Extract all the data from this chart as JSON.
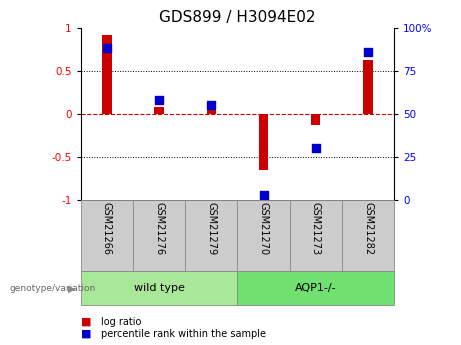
{
  "title": "GDS899 / H3094E02",
  "samples": [
    "GSM21266",
    "GSM21276",
    "GSM21279",
    "GSM21270",
    "GSM21273",
    "GSM21282"
  ],
  "log_ratio": [
    0.92,
    0.08,
    0.09,
    -0.65,
    -0.13,
    0.63
  ],
  "percentile_rank": [
    88,
    58,
    55,
    3,
    30,
    86
  ],
  "groups": [
    {
      "label": "wild type",
      "indices": [
        0,
        1,
        2
      ],
      "color": "#a8e898"
    },
    {
      "label": "AQP1-/-",
      "indices": [
        3,
        4,
        5
      ],
      "color": "#70e070"
    }
  ],
  "group_label": "genotype/variation",
  "ylim_left": [
    -1,
    1
  ],
  "ylim_right": [
    0,
    100
  ],
  "left_ticks": [
    -1,
    -0.5,
    0,
    0.5,
    1
  ],
  "left_tick_labels": [
    "-1",
    "-0.5",
    "0",
    "0.5",
    "1"
  ],
  "right_ticks": [
    0,
    25,
    50,
    75,
    100
  ],
  "right_tick_labels": [
    "0",
    "25",
    "50",
    "75",
    "100%"
  ],
  "bar_color": "#cc0000",
  "dot_color": "#0000cc",
  "zero_line_color": "#cc0000",
  "bg_color": "#ffffff",
  "sample_box_color": "#cccccc",
  "tick_label_size": 7.5,
  "title_size": 11,
  "bar_width": 0.18,
  "dot_size": 28,
  "legend_items": [
    {
      "label": "log ratio",
      "color": "#cc0000"
    },
    {
      "label": "percentile rank within the sample",
      "color": "#0000cc"
    }
  ]
}
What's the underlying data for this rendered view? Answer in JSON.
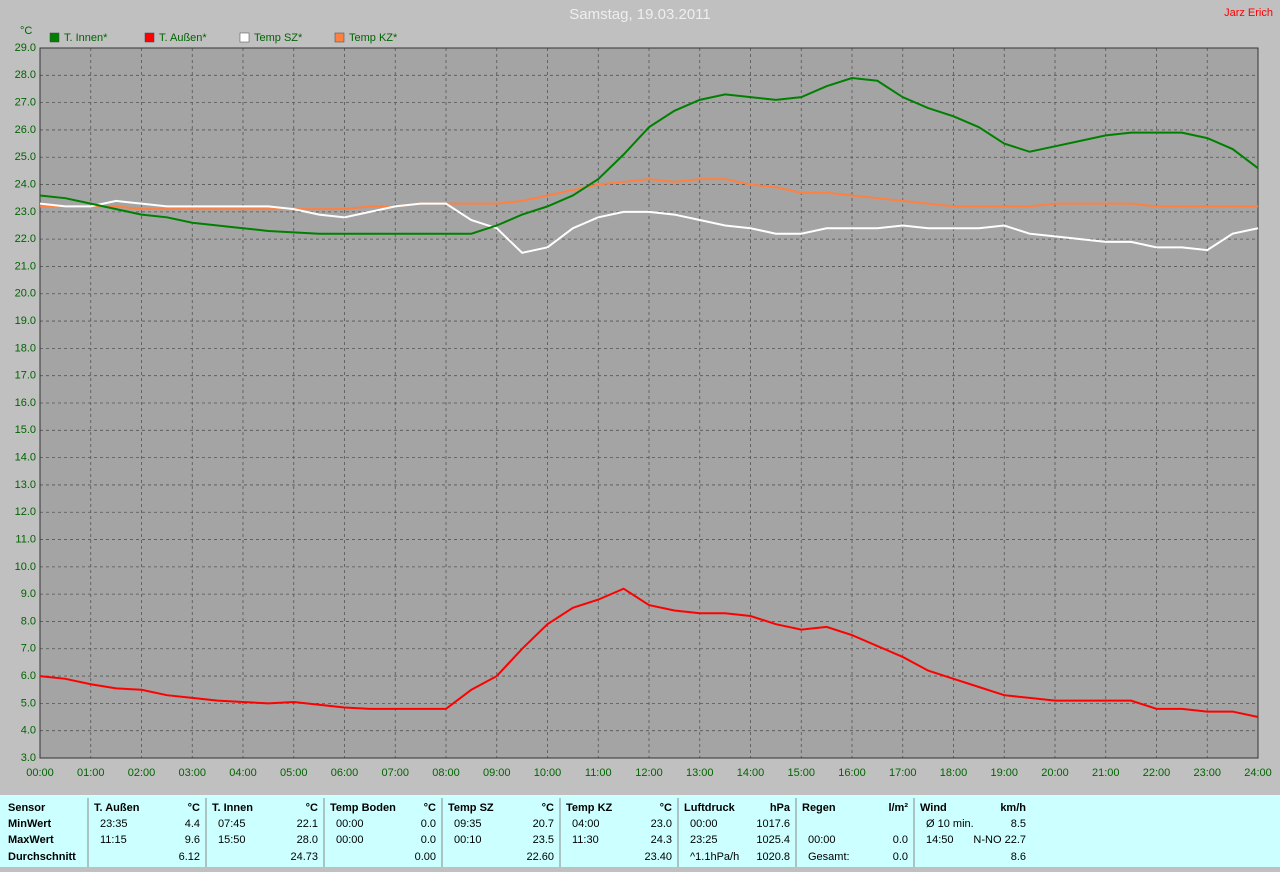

++++++

-- EXERCISE AIM --
Your answer should be a single number: the count of lines containing the word "JSON".

-- FINAL RESULT --
2